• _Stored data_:
## Begin

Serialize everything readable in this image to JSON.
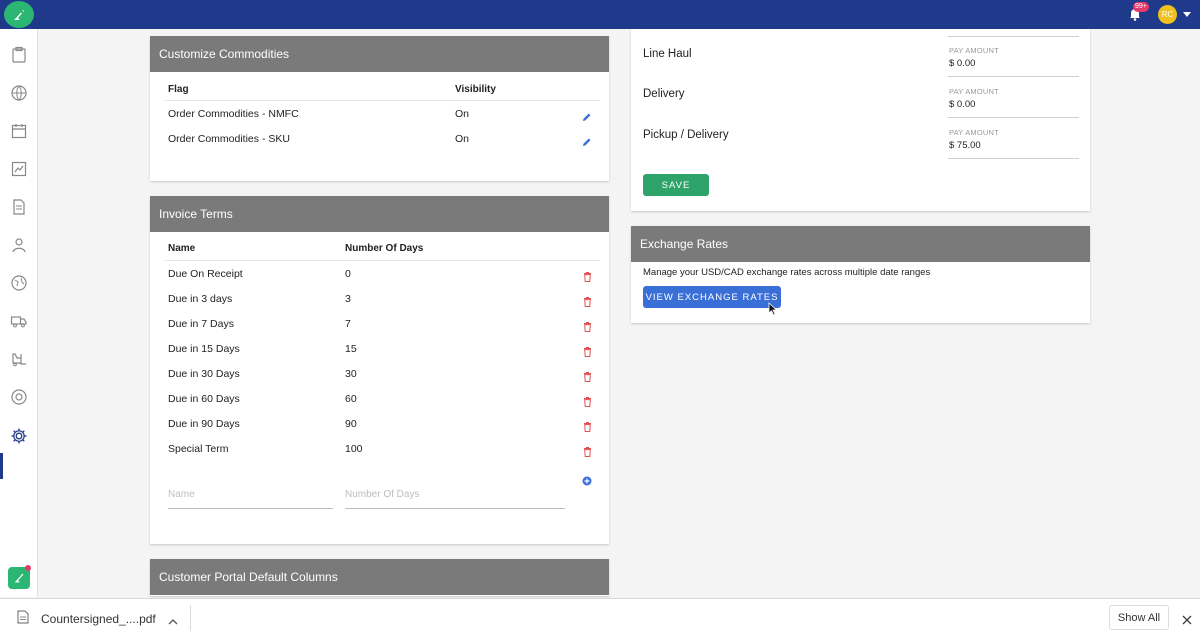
{
  "topbar": {
    "notification_badge": "99+",
    "user_initials": "RC"
  },
  "commodities": {
    "title": "Customize Commodities",
    "col_flag": "Flag",
    "col_visibility": "Visibility",
    "rows": [
      {
        "flag": "Order Commodities - NMFC",
        "visibility": "On"
      },
      {
        "flag": "Order Commodities - SKU",
        "visibility": "On"
      }
    ]
  },
  "invoice_terms": {
    "title": "Invoice Terms",
    "col_name": "Name",
    "col_days": "Number Of Days",
    "rows": [
      {
        "name": "Due On Receipt",
        "days": "0"
      },
      {
        "name": "Due in 3 days",
        "days": "3"
      },
      {
        "name": "Due in 7 Days",
        "days": "7"
      },
      {
        "name": "Due in 15 Days",
        "days": "15"
      },
      {
        "name": "Due in 30 Days",
        "days": "30"
      },
      {
        "name": "Due in 60 Days",
        "days": "60"
      },
      {
        "name": "Due in 90 Days",
        "days": "90"
      },
      {
        "name": "Special Term",
        "days": "100"
      }
    ],
    "name_placeholder": "Name",
    "days_placeholder": "Number Of Days"
  },
  "portal_columns": {
    "title": "Customer Portal Default Columns"
  },
  "charges": {
    "pay_label": "PAY AMOUNT",
    "rows": [
      {
        "name": "Line Haul",
        "amount": "$ 0.00"
      },
      {
        "name": "Delivery",
        "amount": "$ 0.00"
      },
      {
        "name": "Pickup / Delivery",
        "amount": "$ 75.00"
      }
    ],
    "save_label": "SAVE"
  },
  "exchange_rates": {
    "title": "Exchange Rates",
    "description": "Manage your USD/CAD exchange rates across multiple date ranges",
    "button_label": "VIEW EXCHANGE RATES"
  },
  "download_bar": {
    "filename": "Countersigned_....pdf",
    "show_all": "Show All"
  }
}
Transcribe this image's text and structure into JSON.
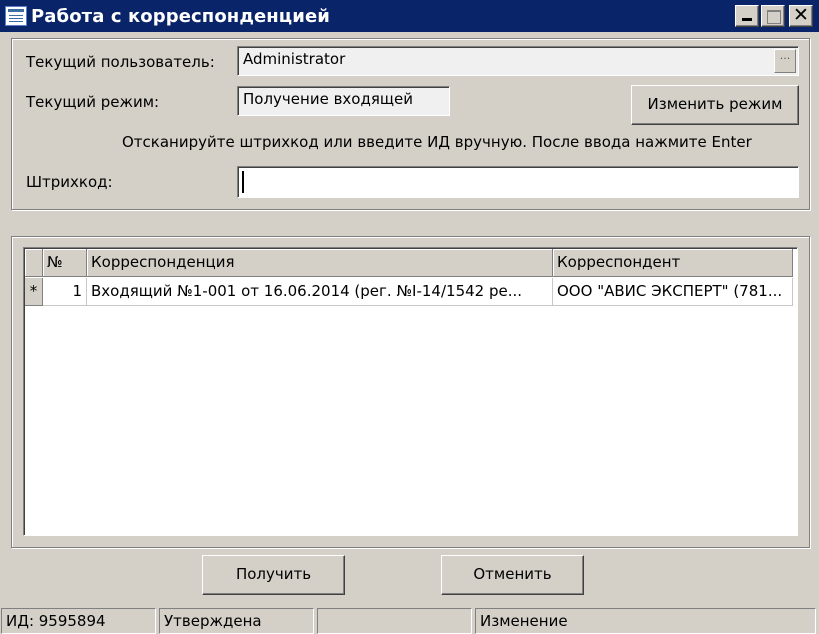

## End

Look above for every line with the word "image" and copy it.

• _EXPECTED ANSWER_:
Serialize everything readable in this image to JSON.
Transcribe this image's text and structure into JSON.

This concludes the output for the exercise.